» **Task details**:
Output each entry exactly; skip nothing.

Structured figure records:
START

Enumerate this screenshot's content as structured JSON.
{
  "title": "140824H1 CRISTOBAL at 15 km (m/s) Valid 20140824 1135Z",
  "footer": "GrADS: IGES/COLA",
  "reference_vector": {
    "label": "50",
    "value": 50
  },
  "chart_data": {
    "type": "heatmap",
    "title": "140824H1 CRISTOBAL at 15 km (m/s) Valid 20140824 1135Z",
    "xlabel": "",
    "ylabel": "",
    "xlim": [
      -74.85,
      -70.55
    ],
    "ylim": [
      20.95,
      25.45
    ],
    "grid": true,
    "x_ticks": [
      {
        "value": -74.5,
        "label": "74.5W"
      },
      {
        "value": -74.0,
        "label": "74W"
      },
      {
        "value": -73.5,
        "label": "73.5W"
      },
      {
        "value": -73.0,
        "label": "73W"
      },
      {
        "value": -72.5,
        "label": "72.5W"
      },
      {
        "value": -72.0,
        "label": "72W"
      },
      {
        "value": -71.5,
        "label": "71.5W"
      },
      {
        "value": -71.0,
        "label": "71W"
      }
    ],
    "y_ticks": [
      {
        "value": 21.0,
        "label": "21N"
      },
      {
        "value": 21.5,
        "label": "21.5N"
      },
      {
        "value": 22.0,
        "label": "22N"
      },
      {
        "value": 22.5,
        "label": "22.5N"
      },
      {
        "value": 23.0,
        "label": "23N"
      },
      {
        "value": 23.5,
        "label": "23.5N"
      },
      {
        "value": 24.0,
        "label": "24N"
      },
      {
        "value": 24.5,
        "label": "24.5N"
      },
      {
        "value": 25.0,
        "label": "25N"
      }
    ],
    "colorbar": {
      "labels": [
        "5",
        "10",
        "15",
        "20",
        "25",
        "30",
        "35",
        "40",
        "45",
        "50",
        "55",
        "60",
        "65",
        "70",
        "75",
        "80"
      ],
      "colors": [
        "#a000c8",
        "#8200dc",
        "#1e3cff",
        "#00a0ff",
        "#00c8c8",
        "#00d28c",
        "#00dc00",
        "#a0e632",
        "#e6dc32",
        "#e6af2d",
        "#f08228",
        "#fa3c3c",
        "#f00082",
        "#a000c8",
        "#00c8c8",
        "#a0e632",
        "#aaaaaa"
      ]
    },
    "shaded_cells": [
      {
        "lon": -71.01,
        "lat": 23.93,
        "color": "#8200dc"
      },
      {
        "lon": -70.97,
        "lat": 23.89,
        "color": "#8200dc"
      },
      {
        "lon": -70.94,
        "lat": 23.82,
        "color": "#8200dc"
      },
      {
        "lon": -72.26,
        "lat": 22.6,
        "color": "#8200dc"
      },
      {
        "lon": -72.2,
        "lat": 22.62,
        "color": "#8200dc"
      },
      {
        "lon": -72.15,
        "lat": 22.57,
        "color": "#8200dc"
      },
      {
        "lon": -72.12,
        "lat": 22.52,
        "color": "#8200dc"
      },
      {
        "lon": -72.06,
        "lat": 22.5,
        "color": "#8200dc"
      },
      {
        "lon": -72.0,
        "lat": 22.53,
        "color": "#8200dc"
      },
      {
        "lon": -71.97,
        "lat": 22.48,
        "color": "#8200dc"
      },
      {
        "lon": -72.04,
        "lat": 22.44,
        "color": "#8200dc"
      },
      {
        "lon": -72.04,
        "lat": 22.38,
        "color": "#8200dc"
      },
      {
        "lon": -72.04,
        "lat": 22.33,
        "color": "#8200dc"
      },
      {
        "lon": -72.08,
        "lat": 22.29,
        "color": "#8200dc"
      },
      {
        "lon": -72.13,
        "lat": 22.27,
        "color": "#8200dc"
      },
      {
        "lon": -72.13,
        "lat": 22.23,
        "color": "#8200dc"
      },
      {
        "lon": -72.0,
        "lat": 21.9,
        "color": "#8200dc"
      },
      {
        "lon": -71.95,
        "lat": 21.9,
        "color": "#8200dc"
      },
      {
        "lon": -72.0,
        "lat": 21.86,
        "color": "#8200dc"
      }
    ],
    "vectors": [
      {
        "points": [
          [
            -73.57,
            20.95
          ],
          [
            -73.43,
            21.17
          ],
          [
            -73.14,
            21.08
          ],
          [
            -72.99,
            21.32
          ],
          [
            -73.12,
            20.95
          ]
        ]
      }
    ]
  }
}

END

» **Solution to this task**:
Enumerate this screenshot's content as structured JSON.
{
  "title": "140824H1 CRISTOBAL at 15 km (m/s) Valid 20140824 1135Z",
  "footer": "GrADS: IGES/COLA",
  "reference_vector": {
    "label": "50",
    "value": 50
  },
  "chart_data": {
    "type": "heatmap",
    "title": "140824H1 CRISTOBAL at 15 km (m/s) Valid 20140824 1135Z",
    "xlabel": "",
    "ylabel": "",
    "xlim": [
      -74.85,
      -70.55
    ],
    "ylim": [
      20.95,
      25.45
    ],
    "grid": true,
    "x_ticks": [
      {
        "value": -74.5,
        "label": "74.5W"
      },
      {
        "value": -74.0,
        "label": "74W"
      },
      {
        "value": -73.5,
        "label": "73.5W"
      },
      {
        "value": -73.0,
        "label": "73W"
      },
      {
        "value": -72.5,
        "label": "72.5W"
      },
      {
        "value": -72.0,
        "label": "72W"
      },
      {
        "value": -71.5,
        "label": "71.5W"
      },
      {
        "value": -71.0,
        "label": "71W"
      }
    ],
    "y_ticks": [
      {
        "value": 21.0,
        "label": "21N"
      },
      {
        "value": 21.5,
        "label": "21.5N"
      },
      {
        "value": 22.0,
        "label": "22N"
      },
      {
        "value": 22.5,
        "label": "22.5N"
      },
      {
        "value": 23.0,
        "label": "23N"
      },
      {
        "value": 23.5,
        "label": "23.5N"
      },
      {
        "value": 24.0,
        "label": "24N"
      },
      {
        "value": 24.5,
        "label": "24.5N"
      },
      {
        "value": 25.0,
        "label": "25N"
      }
    ],
    "colorbar": {
      "labels": [
        "5",
        "10",
        "15",
        "20",
        "25",
        "30",
        "35",
        "40",
        "45",
        "50",
        "55",
        "60",
        "65",
        "70",
        "75",
        "80"
      ],
      "colors": [
        "#a000c8",
        "#8200dc",
        "#1e3cff",
        "#00a0ff",
        "#00c8c8",
        "#00d28c",
        "#00dc00",
        "#a0e632",
        "#e6dc32",
        "#e6af2d",
        "#f08228",
        "#fa3c3c",
        "#f00082",
        "#a000c8",
        "#00c8c8",
        "#a0e632",
        "#aaaaaa"
      ]
    },
    "shaded_cells": [
      {
        "lon": -71.01,
        "lat": 23.93,
        "color": "#8200dc"
      },
      {
        "lon": -70.97,
        "lat": 23.89,
        "color": "#8200dc"
      },
      {
        "lon": -70.94,
        "lat": 23.82,
        "color": "#8200dc"
      },
      {
        "lon": -72.26,
        "lat": 22.6,
        "color": "#8200dc"
      },
      {
        "lon": -72.2,
        "lat": 22.62,
        "color": "#8200dc"
      },
      {
        "lon": -72.15,
        "lat": 22.57,
        "color": "#8200dc"
      },
      {
        "lon": -72.12,
        "lat": 22.52,
        "color": "#8200dc"
      },
      {
        "lon": -72.06,
        "lat": 22.5,
        "color": "#8200dc"
      },
      {
        "lon": -72.0,
        "lat": 22.53,
        "color": "#8200dc"
      },
      {
        "lon": -71.97,
        "lat": 22.48,
        "color": "#8200dc"
      },
      {
        "lon": -72.04,
        "lat": 22.44,
        "color": "#8200dc"
      },
      {
        "lon": -72.04,
        "lat": 22.38,
        "color": "#8200dc"
      },
      {
        "lon": -72.04,
        "lat": 22.33,
        "color": "#8200dc"
      },
      {
        "lon": -72.08,
        "lat": 22.29,
        "color": "#8200dc"
      },
      {
        "lon": -72.13,
        "lat": 22.27,
        "color": "#8200dc"
      },
      {
        "lon": -72.13,
        "lat": 22.23,
        "color": "#8200dc"
      },
      {
        "lon": -72.0,
        "lat": 21.9,
        "color": "#8200dc"
      },
      {
        "lon": -71.95,
        "lat": 21.9,
        "color": "#8200dc"
      },
      {
        "lon": -72.0,
        "lat": 21.86,
        "color": "#8200dc"
      }
    ],
    "vectors": [
      {
        "points": [
          [
            -73.57,
            20.95
          ],
          [
            -73.43,
            21.17
          ],
          [
            -73.14,
            21.08
          ],
          [
            -72.99,
            21.32
          ],
          [
            -73.12,
            20.95
          ]
        ]
      }
    ]
  }
}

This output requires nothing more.